- [WHAT TO WORK ON]
Identify the lines that include the word "условиях", then copy all of them.

- [SUPPLIED INFORMATION]
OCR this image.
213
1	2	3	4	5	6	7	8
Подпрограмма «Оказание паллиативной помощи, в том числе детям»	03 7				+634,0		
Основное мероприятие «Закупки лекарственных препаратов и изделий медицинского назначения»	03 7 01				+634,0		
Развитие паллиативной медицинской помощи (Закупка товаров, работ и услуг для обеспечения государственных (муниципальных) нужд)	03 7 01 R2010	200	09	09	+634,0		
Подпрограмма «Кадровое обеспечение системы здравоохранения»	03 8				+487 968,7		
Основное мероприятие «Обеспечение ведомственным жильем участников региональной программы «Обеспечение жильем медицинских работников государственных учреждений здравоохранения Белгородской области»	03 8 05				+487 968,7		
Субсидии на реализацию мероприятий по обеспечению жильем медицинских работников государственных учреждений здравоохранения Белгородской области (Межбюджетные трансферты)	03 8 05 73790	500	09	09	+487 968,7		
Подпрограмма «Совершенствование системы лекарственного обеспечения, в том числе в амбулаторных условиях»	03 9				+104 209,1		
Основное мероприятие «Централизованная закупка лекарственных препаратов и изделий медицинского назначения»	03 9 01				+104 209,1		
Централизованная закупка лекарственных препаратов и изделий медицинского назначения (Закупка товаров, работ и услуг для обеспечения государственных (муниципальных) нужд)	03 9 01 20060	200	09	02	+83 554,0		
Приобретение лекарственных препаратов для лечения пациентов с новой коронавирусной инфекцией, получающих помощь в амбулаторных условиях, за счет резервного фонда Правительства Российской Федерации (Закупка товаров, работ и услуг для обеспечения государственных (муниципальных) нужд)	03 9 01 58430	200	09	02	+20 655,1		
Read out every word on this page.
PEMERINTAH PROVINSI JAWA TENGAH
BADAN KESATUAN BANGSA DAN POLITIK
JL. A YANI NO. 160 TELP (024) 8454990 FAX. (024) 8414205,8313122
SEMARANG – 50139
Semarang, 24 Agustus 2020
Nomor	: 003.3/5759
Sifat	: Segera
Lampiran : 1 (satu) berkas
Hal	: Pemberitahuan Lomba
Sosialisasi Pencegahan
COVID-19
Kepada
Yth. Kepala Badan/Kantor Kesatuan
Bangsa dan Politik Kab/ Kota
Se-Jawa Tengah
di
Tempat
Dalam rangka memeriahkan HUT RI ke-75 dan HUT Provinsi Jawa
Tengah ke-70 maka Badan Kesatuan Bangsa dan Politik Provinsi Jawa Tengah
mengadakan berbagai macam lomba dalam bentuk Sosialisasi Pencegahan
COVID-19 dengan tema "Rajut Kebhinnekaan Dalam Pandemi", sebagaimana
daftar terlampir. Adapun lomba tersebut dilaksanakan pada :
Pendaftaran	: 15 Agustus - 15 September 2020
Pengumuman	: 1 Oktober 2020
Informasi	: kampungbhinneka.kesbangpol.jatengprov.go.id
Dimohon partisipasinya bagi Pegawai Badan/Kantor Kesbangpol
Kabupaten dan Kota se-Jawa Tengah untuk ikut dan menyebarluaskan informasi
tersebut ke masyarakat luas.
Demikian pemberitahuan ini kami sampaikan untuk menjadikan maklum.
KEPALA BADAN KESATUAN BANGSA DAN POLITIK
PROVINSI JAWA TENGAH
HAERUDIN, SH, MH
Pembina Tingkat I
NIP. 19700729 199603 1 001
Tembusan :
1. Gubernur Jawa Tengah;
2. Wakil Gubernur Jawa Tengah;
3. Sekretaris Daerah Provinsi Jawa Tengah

- [TASK OUTPUT]
Подпрограмма «Совершенствование системы лекарственного обеспечения, в том числе в амбулаторных условиях»	03 9				+104 209,1		
Приобретение лекарственных препаратов для лечения пациентов с новой коронавирусной инфекцией, получающих помощь в амбулаторных условиях, за счет резервного фонда Правительства Российской Федерации (Закупка товаров, работ и услуг для обеспечения государственных (муниципальных) нужд)	03 9 01 58430	200	09	02	+20 655,1		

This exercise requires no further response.